Dataset rows about figures
++++++++++++++++++++

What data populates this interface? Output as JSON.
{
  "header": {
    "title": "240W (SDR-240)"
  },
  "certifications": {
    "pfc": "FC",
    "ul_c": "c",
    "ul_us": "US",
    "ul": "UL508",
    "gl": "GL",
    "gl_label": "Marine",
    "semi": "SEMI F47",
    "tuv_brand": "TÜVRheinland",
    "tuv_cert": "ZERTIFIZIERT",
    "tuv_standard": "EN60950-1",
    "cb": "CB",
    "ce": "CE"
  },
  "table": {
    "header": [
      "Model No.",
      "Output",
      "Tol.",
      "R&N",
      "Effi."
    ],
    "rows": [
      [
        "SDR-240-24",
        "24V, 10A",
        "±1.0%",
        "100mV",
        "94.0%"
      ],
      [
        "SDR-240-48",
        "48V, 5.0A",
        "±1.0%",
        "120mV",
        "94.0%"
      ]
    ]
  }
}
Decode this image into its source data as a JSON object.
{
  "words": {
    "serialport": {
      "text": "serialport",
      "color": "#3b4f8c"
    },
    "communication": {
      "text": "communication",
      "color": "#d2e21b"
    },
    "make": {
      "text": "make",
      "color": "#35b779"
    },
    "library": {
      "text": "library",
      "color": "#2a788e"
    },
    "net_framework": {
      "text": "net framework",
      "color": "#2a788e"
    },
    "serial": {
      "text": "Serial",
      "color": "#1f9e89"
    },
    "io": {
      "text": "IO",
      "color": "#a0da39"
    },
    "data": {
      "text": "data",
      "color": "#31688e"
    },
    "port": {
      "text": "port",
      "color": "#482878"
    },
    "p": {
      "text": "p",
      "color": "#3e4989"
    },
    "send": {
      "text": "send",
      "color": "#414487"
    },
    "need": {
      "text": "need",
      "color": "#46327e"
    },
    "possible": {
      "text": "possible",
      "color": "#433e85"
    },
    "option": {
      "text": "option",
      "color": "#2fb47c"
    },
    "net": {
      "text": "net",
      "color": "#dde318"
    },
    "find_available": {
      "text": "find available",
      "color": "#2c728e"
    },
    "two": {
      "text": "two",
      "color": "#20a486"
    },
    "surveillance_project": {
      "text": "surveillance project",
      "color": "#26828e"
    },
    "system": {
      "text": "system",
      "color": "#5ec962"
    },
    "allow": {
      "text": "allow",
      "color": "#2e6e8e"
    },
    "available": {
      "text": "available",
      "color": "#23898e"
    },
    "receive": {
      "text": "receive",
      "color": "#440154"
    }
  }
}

++++++++++++++++++++

• WHAT THIS TASK INVOLVES: How many of the lines above hold "Output"? Answer with only the number.

• TASK ANSWER: 2